Because of its reliance on consent and moral regulation as well as its ideals of tolerance and inclusion, liberal democracy has always had problems with cultural difference. But in recent years — with the social changes brought by global trade and mass communications, massive transnational migration, the liberalization of citizenship laws, and the appearance of democratic institutions and ideals in many new places — these problems appear more acute and multifaceted than ever. So, how now to deal with them?

Scholars, it seems to me, have at least two distinct contributions to make in answering this question: One involves producing knowledge about the form and content of various cultural differences; the other with clarifying the practical and moral choices (and their consequences) these differences give rise to. Needing both, we are fortunate that three noted scholars from the fields of anthropology, law, and the behavioral sciences have collaborated to bring us this wonderful new collection of essays on the challenge that multiculturalism poses in contemporary liberal democracies.

Engaging Cultural Differences is composed of 21 individual contributions — primarily case studies of some type — grouped into four parts. Part 1 focuses [End Page 1663] on the legal status of groups that exercise beliefs and customs that threaten established national practice; part 2 on cultural accommodation and its limitations; part 3 on debates about human rights; and part 4 on how difference is understood and practiced in different (albeit mostly U.S.) social contexts. There is also a brief, 15-page introduction from the editors.

Neither the organization of the volume nor the theoretical framing is particularly memorable. Indeed, I was surprised to see the volume characterized as "concerned with the aims of tolerance" since this formulation is far less provocative than the active language of engagement employed in the title. (It is also in stark contrast to the way these essays were packaged when a handful of them previously appeared in a special issue of the journal Daedalus.) Additionally, I was disappointed there wasn't more on how cultural diversity is conflated with and complicated by the realities of social inequality. The intersections between difference and inequality receive considerable attention in many related fields, including the ethnic and racial studies with which I am most familiar. Indeed, the more critical strains of this work (e.g., whiteness studies, critical race theory) suggest that liberal democratic ideals are not so much opposed to prejudice, discrimination, and exclusion as in fact required by them. (A concluding chapter written by Rose Markus along with Claude and Dorothy Steele called "Colorblindness As a Barrier to Inclusion" seems intended to address such notions; however, it concentrates almost exclusively on educational practice and is a bit too-little, too-late.)

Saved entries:

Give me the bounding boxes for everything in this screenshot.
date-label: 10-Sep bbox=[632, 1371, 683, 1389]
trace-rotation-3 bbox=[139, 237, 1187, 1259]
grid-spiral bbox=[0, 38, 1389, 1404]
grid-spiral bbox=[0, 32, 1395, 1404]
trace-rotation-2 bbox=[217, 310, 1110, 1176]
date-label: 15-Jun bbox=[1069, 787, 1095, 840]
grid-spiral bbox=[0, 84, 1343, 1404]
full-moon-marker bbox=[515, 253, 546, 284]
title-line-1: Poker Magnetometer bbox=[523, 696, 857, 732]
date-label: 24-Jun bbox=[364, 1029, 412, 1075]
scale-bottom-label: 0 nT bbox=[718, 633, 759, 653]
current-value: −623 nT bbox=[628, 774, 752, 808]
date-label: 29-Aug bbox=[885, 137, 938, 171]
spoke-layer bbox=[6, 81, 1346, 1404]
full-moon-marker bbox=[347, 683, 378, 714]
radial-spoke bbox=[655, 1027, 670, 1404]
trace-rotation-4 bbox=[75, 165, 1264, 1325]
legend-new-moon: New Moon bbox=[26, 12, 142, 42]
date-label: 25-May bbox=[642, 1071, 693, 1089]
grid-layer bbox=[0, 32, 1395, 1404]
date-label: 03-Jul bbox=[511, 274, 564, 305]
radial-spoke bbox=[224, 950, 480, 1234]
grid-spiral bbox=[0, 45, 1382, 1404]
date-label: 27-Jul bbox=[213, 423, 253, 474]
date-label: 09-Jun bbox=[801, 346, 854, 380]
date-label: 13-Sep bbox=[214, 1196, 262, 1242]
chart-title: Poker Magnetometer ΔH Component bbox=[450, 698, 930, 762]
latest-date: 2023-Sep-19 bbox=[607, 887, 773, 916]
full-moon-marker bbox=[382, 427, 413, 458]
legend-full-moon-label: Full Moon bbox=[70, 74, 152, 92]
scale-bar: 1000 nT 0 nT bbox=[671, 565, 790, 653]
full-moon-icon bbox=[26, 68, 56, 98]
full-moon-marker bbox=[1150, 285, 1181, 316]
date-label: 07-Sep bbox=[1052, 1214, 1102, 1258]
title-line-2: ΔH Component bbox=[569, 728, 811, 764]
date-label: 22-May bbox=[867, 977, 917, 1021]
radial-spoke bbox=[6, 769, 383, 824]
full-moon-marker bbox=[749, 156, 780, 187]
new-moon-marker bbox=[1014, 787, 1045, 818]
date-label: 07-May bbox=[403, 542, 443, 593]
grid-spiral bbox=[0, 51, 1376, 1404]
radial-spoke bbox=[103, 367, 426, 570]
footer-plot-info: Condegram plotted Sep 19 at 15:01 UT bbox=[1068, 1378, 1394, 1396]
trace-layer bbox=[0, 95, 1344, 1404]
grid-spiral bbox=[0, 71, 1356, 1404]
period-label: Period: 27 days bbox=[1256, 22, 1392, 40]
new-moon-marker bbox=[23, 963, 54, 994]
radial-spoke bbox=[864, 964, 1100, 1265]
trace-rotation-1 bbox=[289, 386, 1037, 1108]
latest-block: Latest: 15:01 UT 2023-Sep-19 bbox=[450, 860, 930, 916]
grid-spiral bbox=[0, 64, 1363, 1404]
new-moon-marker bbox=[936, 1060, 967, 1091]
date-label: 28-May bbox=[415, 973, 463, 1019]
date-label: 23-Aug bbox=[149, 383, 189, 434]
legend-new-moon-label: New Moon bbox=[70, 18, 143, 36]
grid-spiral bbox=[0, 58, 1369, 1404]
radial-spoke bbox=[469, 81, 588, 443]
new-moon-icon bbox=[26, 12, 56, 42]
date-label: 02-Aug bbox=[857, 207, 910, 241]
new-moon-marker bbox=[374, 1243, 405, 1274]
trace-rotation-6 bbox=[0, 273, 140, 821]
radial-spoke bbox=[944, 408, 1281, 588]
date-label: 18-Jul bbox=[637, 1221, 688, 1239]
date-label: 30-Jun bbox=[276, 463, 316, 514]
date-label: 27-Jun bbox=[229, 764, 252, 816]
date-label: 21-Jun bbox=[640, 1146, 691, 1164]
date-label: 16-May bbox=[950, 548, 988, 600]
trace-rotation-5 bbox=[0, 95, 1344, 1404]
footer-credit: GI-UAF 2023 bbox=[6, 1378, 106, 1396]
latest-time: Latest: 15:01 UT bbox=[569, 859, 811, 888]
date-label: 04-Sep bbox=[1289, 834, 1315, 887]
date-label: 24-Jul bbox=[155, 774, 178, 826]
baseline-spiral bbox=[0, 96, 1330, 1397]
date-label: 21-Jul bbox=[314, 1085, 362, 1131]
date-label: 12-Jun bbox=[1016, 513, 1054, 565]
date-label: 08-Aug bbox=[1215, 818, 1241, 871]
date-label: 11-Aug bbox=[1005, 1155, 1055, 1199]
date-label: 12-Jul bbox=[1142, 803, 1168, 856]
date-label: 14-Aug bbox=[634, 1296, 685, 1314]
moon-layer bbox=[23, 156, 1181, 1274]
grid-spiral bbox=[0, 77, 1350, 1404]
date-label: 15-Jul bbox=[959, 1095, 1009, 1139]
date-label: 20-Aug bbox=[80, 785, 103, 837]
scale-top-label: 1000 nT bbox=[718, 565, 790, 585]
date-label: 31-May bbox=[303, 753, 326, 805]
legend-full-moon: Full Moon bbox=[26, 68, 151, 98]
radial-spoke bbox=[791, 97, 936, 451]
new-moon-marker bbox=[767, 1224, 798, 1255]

▶ [Prompt]: Can you retype the part of the book review that begins at the words "Scholars, it seems" and stops after "contemporary liberal democracies."?

▶ [Completed task]:
Scholars, it seems to me, have at least two distinct contributions to make in answering this question: One involves producing knowledge about the form and content of various cultural differences; the other with clarifying the practical and moral choices (and their consequences) these differences give rise to. Needing both, we are fortunate that three noted scholars from the fields of anthropology, law, and the behavioral sciences have collaborated to bring us this wonderful new collection of essays on the challenge that multiculturalism poses in contemporary liberal democracies.